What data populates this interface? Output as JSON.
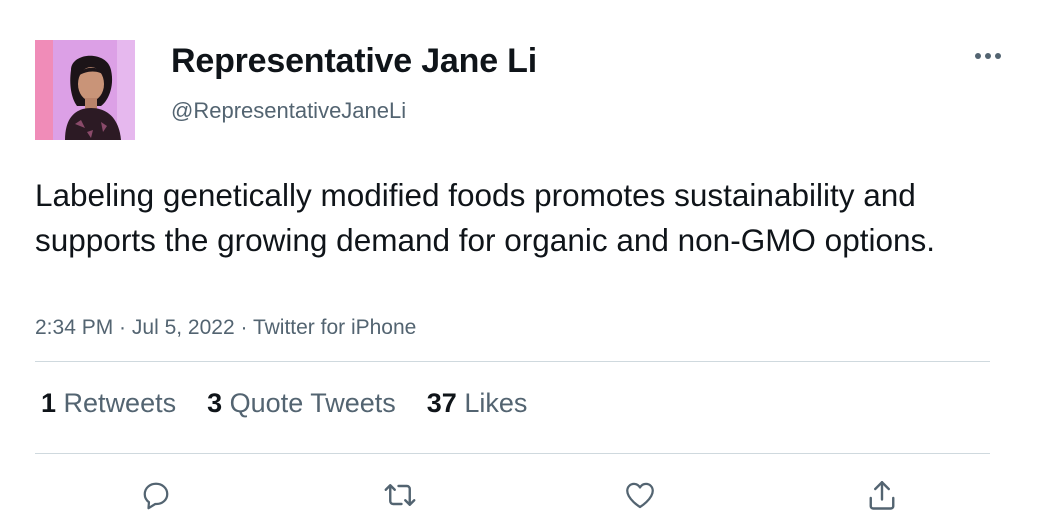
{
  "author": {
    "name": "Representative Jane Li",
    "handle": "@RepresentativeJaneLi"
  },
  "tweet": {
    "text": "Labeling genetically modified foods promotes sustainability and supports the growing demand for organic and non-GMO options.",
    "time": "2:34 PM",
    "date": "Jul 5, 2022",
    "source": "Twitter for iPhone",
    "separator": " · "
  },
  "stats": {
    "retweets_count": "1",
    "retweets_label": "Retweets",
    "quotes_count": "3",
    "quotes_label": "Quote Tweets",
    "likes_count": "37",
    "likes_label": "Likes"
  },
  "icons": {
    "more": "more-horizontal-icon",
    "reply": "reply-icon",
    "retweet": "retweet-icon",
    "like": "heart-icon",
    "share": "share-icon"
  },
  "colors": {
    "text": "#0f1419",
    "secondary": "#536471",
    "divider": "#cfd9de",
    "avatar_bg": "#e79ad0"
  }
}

######

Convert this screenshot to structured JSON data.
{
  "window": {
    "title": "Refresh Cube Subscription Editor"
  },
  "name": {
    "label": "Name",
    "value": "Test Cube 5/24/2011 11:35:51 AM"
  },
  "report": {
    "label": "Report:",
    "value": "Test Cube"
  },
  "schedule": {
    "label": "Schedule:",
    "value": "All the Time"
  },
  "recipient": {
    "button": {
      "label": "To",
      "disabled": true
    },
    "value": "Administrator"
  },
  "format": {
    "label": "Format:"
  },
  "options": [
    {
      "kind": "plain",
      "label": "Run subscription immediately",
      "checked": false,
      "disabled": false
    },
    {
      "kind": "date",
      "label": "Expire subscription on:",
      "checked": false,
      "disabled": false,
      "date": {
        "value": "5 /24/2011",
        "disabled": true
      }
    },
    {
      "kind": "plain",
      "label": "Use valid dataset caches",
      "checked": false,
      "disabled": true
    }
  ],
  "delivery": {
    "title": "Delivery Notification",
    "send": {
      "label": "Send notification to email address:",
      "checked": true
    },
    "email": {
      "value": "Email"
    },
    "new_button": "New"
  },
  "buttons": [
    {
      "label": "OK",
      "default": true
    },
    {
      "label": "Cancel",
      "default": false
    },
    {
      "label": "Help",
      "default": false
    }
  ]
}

######

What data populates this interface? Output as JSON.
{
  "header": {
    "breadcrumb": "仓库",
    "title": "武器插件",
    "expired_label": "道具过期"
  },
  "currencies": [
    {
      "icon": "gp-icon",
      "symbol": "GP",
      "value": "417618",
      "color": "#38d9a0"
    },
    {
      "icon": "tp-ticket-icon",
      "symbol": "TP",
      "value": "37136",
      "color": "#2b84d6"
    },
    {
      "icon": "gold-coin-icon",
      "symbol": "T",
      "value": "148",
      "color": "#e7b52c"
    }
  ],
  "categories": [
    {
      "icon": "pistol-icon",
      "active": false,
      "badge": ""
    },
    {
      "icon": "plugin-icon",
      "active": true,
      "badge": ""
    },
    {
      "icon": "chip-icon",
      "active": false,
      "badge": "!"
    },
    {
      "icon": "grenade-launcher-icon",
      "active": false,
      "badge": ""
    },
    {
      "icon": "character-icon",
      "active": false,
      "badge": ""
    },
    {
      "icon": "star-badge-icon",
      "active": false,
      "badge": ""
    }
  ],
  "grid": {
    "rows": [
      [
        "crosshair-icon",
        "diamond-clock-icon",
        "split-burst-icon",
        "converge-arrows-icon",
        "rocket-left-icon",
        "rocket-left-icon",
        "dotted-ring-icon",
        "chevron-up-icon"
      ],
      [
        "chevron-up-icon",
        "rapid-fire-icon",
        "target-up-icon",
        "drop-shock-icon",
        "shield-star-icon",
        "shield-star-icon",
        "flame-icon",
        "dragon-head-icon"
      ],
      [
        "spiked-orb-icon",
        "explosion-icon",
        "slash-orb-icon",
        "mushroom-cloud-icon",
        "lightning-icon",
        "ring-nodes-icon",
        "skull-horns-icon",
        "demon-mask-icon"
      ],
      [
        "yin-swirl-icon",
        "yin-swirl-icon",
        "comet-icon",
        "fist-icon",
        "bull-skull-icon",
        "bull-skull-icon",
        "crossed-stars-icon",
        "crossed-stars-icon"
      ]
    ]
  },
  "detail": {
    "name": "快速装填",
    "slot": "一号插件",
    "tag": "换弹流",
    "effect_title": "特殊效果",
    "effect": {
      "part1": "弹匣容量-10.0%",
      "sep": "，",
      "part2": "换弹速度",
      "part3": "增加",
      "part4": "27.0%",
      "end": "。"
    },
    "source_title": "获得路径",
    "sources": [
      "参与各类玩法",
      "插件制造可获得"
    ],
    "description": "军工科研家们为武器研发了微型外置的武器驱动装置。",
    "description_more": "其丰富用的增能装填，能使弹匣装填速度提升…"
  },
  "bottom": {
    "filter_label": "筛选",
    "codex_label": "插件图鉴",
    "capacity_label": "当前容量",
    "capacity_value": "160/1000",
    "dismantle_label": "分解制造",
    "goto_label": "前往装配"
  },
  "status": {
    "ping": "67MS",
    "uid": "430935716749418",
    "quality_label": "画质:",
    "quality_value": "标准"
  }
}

######

[Task directions]:
Pick out, from the lines above, every one that contains the string "text".

[Written response]:
    "text": "Labeling genetically modified foods promotes sustainability and supports the growing demand for organic and non-GMO options.",
    "text": "#0f1419",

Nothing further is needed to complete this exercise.